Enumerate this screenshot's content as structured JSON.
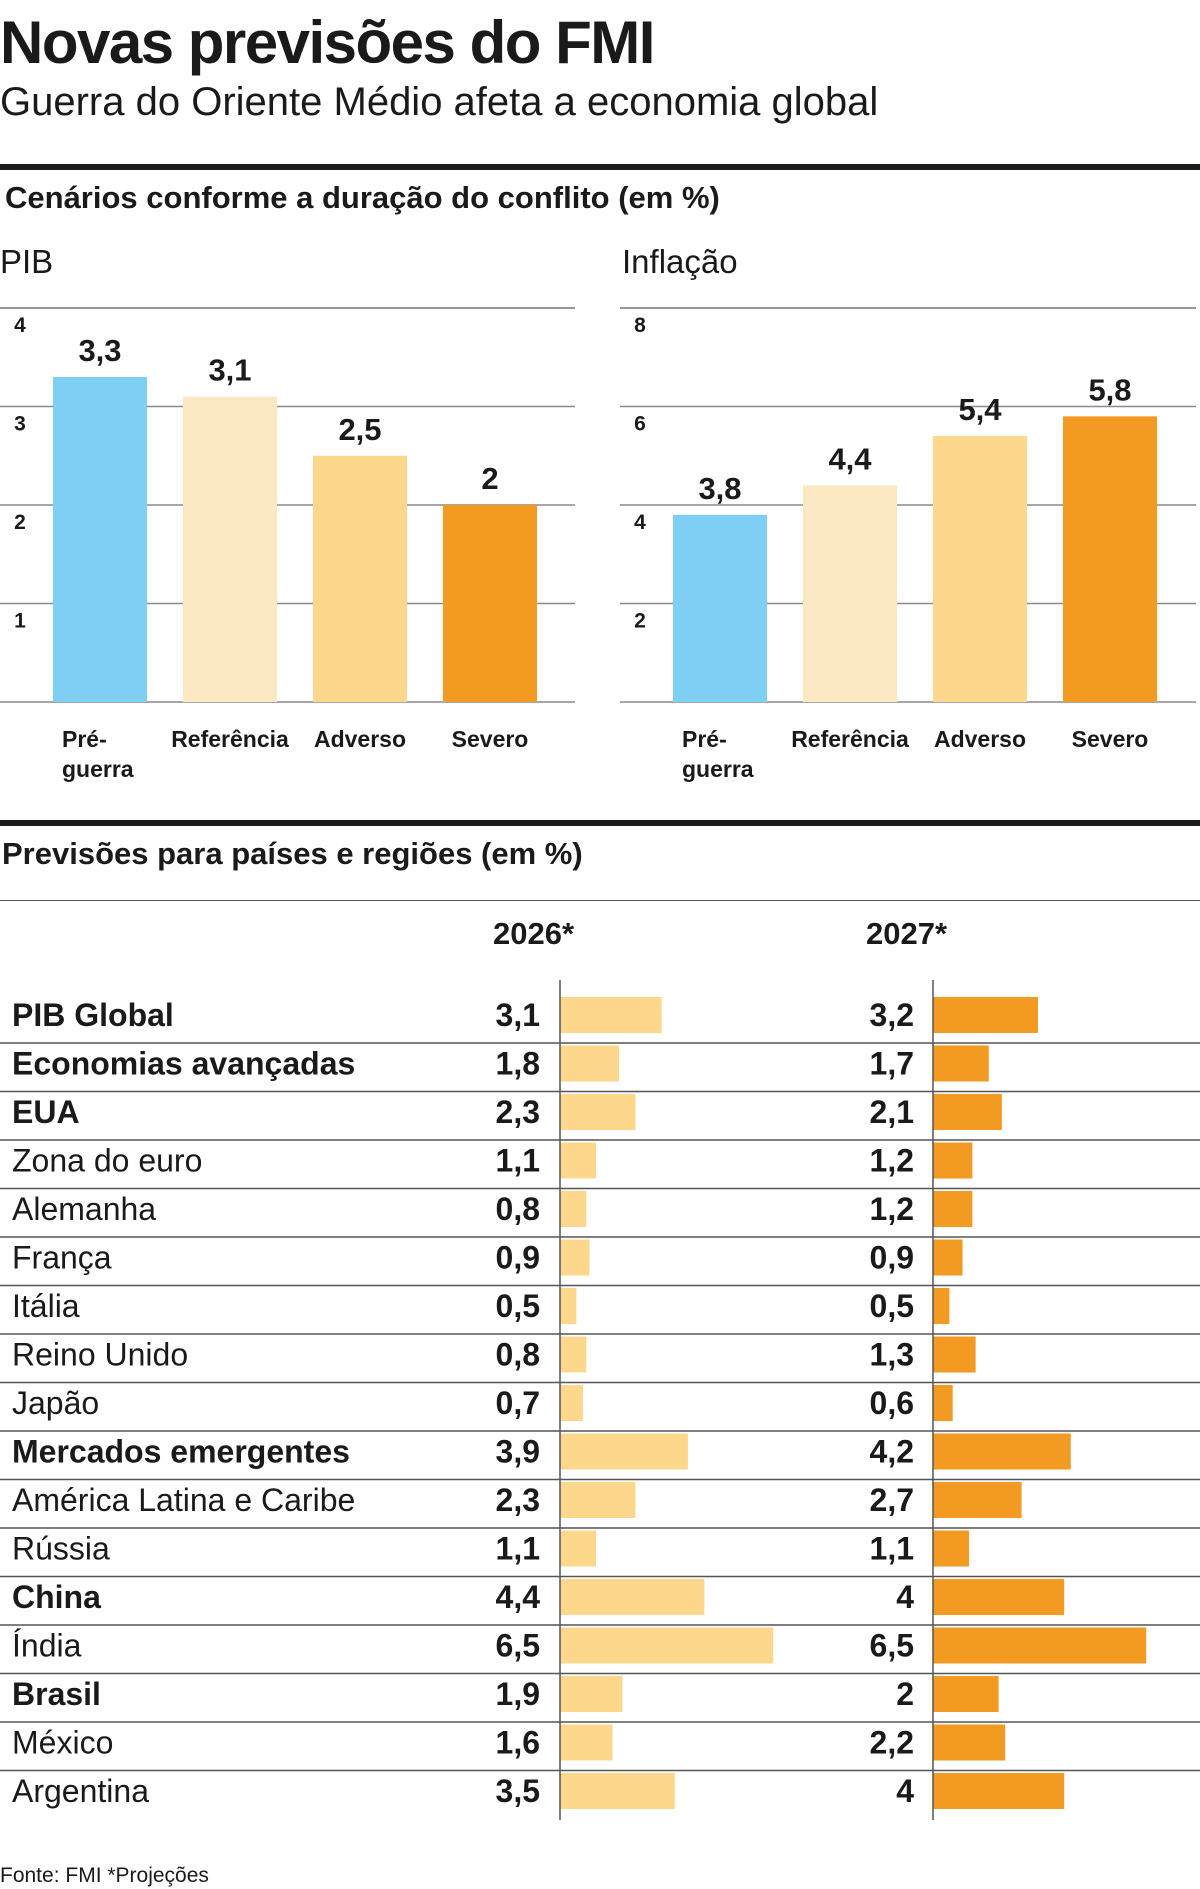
{
  "title": "Novas previsões do FMI",
  "subtitle": "Guerra do Oriente Médio afeta a economia global",
  "section1": {
    "heading": "Cenários conforme a duração do conflito (em %)"
  },
  "section2": {
    "heading": "Previsões para países e regiões (em %)",
    "year_2026": "2026*",
    "year_2027": "2027*"
  },
  "footer": "Fonte: FMI *Projeções",
  "colors": {
    "pre_guerra": "#7ecff3",
    "referencia": "#fce9c4",
    "adverso": "#fdd88c",
    "severo": "#f29a21",
    "bar_2026": "#fdd88c",
    "bar_2027": "#f29a21"
  },
  "chart_data": [
    {
      "type": "bar",
      "subtitle": "PIB",
      "categories": [
        "Pré-guerra",
        "Referência",
        "Adverso",
        "Severo"
      ],
      "category_lines": [
        [
          "Pré-",
          "guerra"
        ],
        [
          "Referência"
        ],
        [
          "Adverso"
        ],
        [
          "Severo"
        ]
      ],
      "values": [
        3.3,
        3.1,
        2.5,
        2
      ],
      "value_labels": [
        "3,3",
        "3,1",
        "2,5",
        "2"
      ],
      "ylim": [
        0,
        4
      ],
      "yticks": [
        1,
        2,
        3,
        4
      ],
      "grid": true
    },
    {
      "type": "bar",
      "subtitle": "Inflação",
      "categories": [
        "Pré-guerra",
        "Referência",
        "Adverso",
        "Severo"
      ],
      "category_lines": [
        [
          "Pré-",
          "guerra"
        ],
        [
          "Referência"
        ],
        [
          "Adverso"
        ],
        [
          "Severo"
        ]
      ],
      "values": [
        3.8,
        4.4,
        5.4,
        5.8
      ],
      "value_labels": [
        "3,8",
        "4,4",
        "5,4",
        "5,8"
      ],
      "ylim": [
        0,
        8
      ],
      "yticks": [
        2,
        4,
        6,
        8
      ],
      "grid": true
    },
    {
      "type": "table",
      "columns": [
        "2026*",
        "2027*"
      ],
      "rows": [
        {
          "label": "PIB Global",
          "bold": true,
          "v2026": 3.1,
          "t2026": "3,1",
          "v2027": 3.2,
          "t2027": "3,2"
        },
        {
          "label": "Economias avançadas",
          "bold": true,
          "v2026": 1.8,
          "t2026": "1,8",
          "v2027": 1.7,
          "t2027": "1,7"
        },
        {
          "label": "EUA",
          "bold": true,
          "v2026": 2.3,
          "t2026": "2,3",
          "v2027": 2.1,
          "t2027": "2,1"
        },
        {
          "label": "Zona do euro",
          "bold": false,
          "v2026": 1.1,
          "t2026": "1,1",
          "v2027": 1.2,
          "t2027": "1,2"
        },
        {
          "label": "Alemanha",
          "bold": false,
          "v2026": 0.8,
          "t2026": "0,8",
          "v2027": 1.2,
          "t2027": "1,2"
        },
        {
          "label": "França",
          "bold": false,
          "v2026": 0.9,
          "t2026": "0,9",
          "v2027": 0.9,
          "t2027": "0,9"
        },
        {
          "label": "Itália",
          "bold": false,
          "v2026": 0.5,
          "t2026": "0,5",
          "v2027": 0.5,
          "t2027": "0,5"
        },
        {
          "label": "Reino Unido",
          "bold": false,
          "v2026": 0.8,
          "t2026": "0,8",
          "v2027": 1.3,
          "t2027": "1,3"
        },
        {
          "label": "Japão",
          "bold": false,
          "v2026": 0.7,
          "t2026": "0,7",
          "v2027": 0.6,
          "t2027": "0,6"
        },
        {
          "label": "Mercados emergentes",
          "bold": true,
          "v2026": 3.9,
          "t2026": "3,9",
          "v2027": 4.2,
          "t2027": "4,2"
        },
        {
          "label": "América Latina e Caribe",
          "bold": false,
          "v2026": 2.3,
          "t2026": "2,3",
          "v2027": 2.7,
          "t2027": "2,7"
        },
        {
          "label": "Rússia",
          "bold": false,
          "v2026": 1.1,
          "t2026": "1,1",
          "v2027": 1.1,
          "t2027": "1,1"
        },
        {
          "label": "China",
          "bold": true,
          "v2026": 4.4,
          "t2026": "4,4",
          "v2027": 4,
          "t2027": "4"
        },
        {
          "label": "Índia",
          "bold": false,
          "v2026": 6.5,
          "t2026": "6,5",
          "v2027": 6.5,
          "t2027": "6,5"
        },
        {
          "label": "Brasil",
          "bold": true,
          "v2026": 1.9,
          "t2026": "1,9",
          "v2027": 2,
          "t2027": "2"
        },
        {
          "label": "México",
          "bold": false,
          "v2026": 1.6,
          "t2026": "1,6",
          "v2027": 2.2,
          "t2027": "2,2"
        },
        {
          "label": "Argentina",
          "bold": false,
          "v2026": 3.5,
          "t2026": "3,5",
          "v2027": 4,
          "t2027": "4"
        }
      ]
    }
  ]
}
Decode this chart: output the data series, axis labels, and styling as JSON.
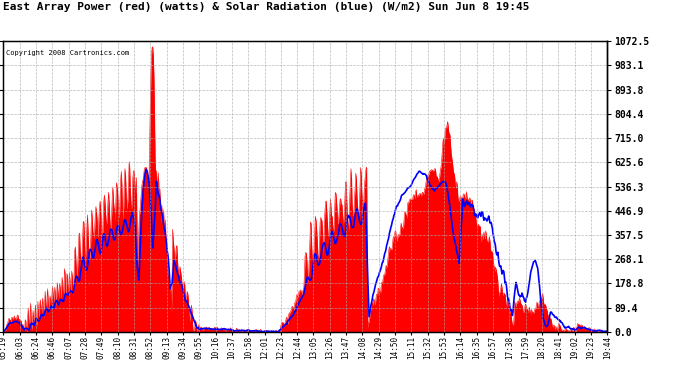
{
  "title": "East Array Power (red) (watts) & Solar Radiation (blue) (W/m2) Sun Jun 8 19:45",
  "copyright": "Copyright 2008 Cartronics.com",
  "background_color": "#ffffff",
  "plot_bg_color": "#ffffff",
  "grid_color": "#aaaaaa",
  "red_color": "#ff0000",
  "blue_color": "#0000ff",
  "yticks": [
    0.0,
    89.4,
    178.8,
    268.1,
    357.5,
    446.9,
    536.3,
    625.6,
    715.0,
    804.4,
    893.8,
    983.1,
    1072.5
  ],
  "ymax": 1072.5,
  "xtick_labels": [
    "05:19",
    "06:03",
    "06:24",
    "06:46",
    "07:07",
    "07:28",
    "07:49",
    "08:10",
    "08:31",
    "08:52",
    "09:13",
    "09:34",
    "09:55",
    "10:16",
    "10:37",
    "10:58",
    "12:01",
    "12:23",
    "12:44",
    "13:05",
    "13:26",
    "13:47",
    "14:08",
    "14:29",
    "14:50",
    "15:11",
    "15:32",
    "15:53",
    "16:14",
    "16:35",
    "16:57",
    "17:38",
    "17:59",
    "18:20",
    "18:41",
    "19:02",
    "19:23",
    "19:44"
  ]
}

++++

**TASK INSTRUCTIONS**. All of the entries above should be duplicated exactly, except for the pictures.

**WRITTEN ANSWER**.
Enumerate this screenshot's content as structured JSON.
{
  "title": "Novas previsões do FMI",
  "subtitle": "Guerra do Oriente Médio afeta a economia global",
  "section1": {
    "heading": "Cenários conforme a duração do conflito (em %)"
  },
  "section2": {
    "heading": "Previsões para países e regiões (em %)",
    "year_2026": "2026*",
    "year_2027": "2027*"
  },
  "footer": "Fonte: FMI *Projeções",
  "colors": {
    "pre_guerra": "#7ecff3",
    "referencia": "#fce9c4",
    "adverso": "#fdd88c",
    "severo": "#f29a21",
    "bar_2026": "#fdd88c",
    "bar_2027": "#f29a21"
  },
  "chart_data": [
    {
      "type": "bar",
      "subtitle": "PIB",
      "categories": [
        "Pré-guerra",
        "Referência",
        "Adverso",
        "Severo"
      ],
      "category_lines": [
        [
          "Pré-",
          "guerra"
        ],
        [
          "Referência"
        ],
        [
          "Adverso"
        ],
        [
          "Severo"
        ]
      ],
      "values": [
        3.3,
        3.1,
        2.5,
        2
      ],
      "value_labels": [
        "3,3",
        "3,1",
        "2,5",
        "2"
      ],
      "ylim": [
        0,
        4
      ],
      "yticks": [
        1,
        2,
        3,
        4
      ],
      "grid": true
    },
    {
      "type": "bar",
      "subtitle": "Inflação",
      "categories": [
        "Pré-guerra",
        "Referência",
        "Adverso",
        "Severo"
      ],
      "category_lines": [
        [
          "Pré-",
          "guerra"
        ],
        [
          "Referência"
        ],
        [
          "Adverso"
        ],
        [
          "Severo"
        ]
      ],
      "values": [
        3.8,
        4.4,
        5.4,
        5.8
      ],
      "value_labels": [
        "3,8",
        "4,4",
        "5,4",
        "5,8"
      ],
      "ylim": [
        0,
        8
      ],
      "yticks": [
        2,
        4,
        6,
        8
      ],
      "grid": true
    },
    {
      "type": "table",
      "columns": [
        "2026*",
        "2027*"
      ],
      "rows": [
        {
          "label": "PIB Global",
          "bold": true,
          "v2026": 3.1,
          "t2026": "3,1",
          "v2027": 3.2,
          "t2027": "3,2"
        },
        {
          "label": "Economias avançadas",
          "bold": true,
          "v2026": 1.8,
          "t2026": "1,8",
          "v2027": 1.7,
          "t2027": "1,7"
        },
        {
          "label": "EUA",
          "bold": true,
          "v2026": 2.3,
          "t2026": "2,3",
          "v2027": 2.1,
          "t2027": "2,1"
        },
        {
          "label": "Zona do euro",
          "bold": false,
          "v2026": 1.1,
          "t2026": "1,1",
          "v2027": 1.2,
          "t2027": "1,2"
        },
        {
          "label": "Alemanha",
          "bold": false,
          "v2026": 0.8,
          "t2026": "0,8",
          "v2027": 1.2,
          "t2027": "1,2"
        },
        {
          "label": "França",
          "bold": false,
          "v2026": 0.9,
          "t2026": "0,9",
          "v2027": 0.9,
          "t2027": "0,9"
        },
        {
          "label": "Itália",
          "bold": false,
          "v2026": 0.5,
          "t2026": "0,5",
          "v2027": 0.5,
          "t2027": "0,5"
        },
        {
          "label": "Reino Unido",
          "bold": false,
          "v2026": 0.8,
          "t2026": "0,8",
          "v2027": 1.3,
          "t2027": "1,3"
        },
        {
          "label": "Japão",
          "bold": false,
          "v2026": 0.7,
          "t2026": "0,7",
          "v2027": 0.6,
          "t2027": "0,6"
        },
        {
          "label": "Mercados emergentes",
          "bold": true,
          "v2026": 3.9,
          "t2026": "3,9",
          "v2027": 4.2,
          "t2027": "4,2"
        },
        {
          "label": "América Latina e Caribe",
          "bold": false,
          "v2026": 2.3,
          "t2026": "2,3",
          "v2027": 2.7,
          "t2027": "2,7"
        },
        {
          "label": "Rússia",
          "bold": false,
          "v2026": 1.1,
          "t2026": "1,1",
          "v2027": 1.1,
          "t2027": "1,1"
        },
        {
          "label": "China",
          "bold": true,
          "v2026": 4.4,
          "t2026": "4,4",
          "v2027": 4,
          "t2027": "4"
        },
        {
          "label": "Índia",
          "bold": false,
          "v2026": 6.5,
          "t2026": "6,5",
          "v2027": 6.5,
          "t2027": "6,5"
        },
        {
          "label": "Brasil",
          "bold": true,
          "v2026": 1.9,
          "t2026": "1,9",
          "v2027": 2,
          "t2027": "2"
        },
        {
          "label": "México",
          "bold": false,
          "v2026": 1.6,
          "t2026": "1,6",
          "v2027": 2.2,
          "t2027": "2,2"
        },
        {
          "label": "Argentina",
          "bold": false,
          "v2026": 3.5,
          "t2026": "3,5",
          "v2027": 4,
          "t2027": "4"
        }
      ]
    }
  ]
}
Decode this chart: output the data series, axis labels, and styling as JSON.
{
  "title": "East Array Power (red) (watts) & Solar Radiation (blue) (W/m2) Sun Jun 8 19:45",
  "copyright": "Copyright 2008 Cartronics.com",
  "background_color": "#ffffff",
  "plot_bg_color": "#ffffff",
  "grid_color": "#aaaaaa",
  "red_color": "#ff0000",
  "blue_color": "#0000ff",
  "yticks": [
    0.0,
    89.4,
    178.8,
    268.1,
    357.5,
    446.9,
    536.3,
    625.6,
    715.0,
    804.4,
    893.8,
    983.1,
    1072.5
  ],
  "ymax": 1072.5,
  "xtick_labels": [
    "05:19",
    "06:03",
    "06:24",
    "06:46",
    "07:07",
    "07:28",
    "07:49",
    "08:10",
    "08:31",
    "08:52",
    "09:13",
    "09:34",
    "09:55",
    "10:16",
    "10:37",
    "10:58",
    "12:01",
    "12:23",
    "12:44",
    "13:05",
    "13:26",
    "13:47",
    "14:08",
    "14:29",
    "14:50",
    "15:11",
    "15:32",
    "15:53",
    "16:14",
    "16:35",
    "16:57",
    "17:38",
    "17:59",
    "18:20",
    "18:41",
    "19:02",
    "19:23",
    "19:44"
  ]
}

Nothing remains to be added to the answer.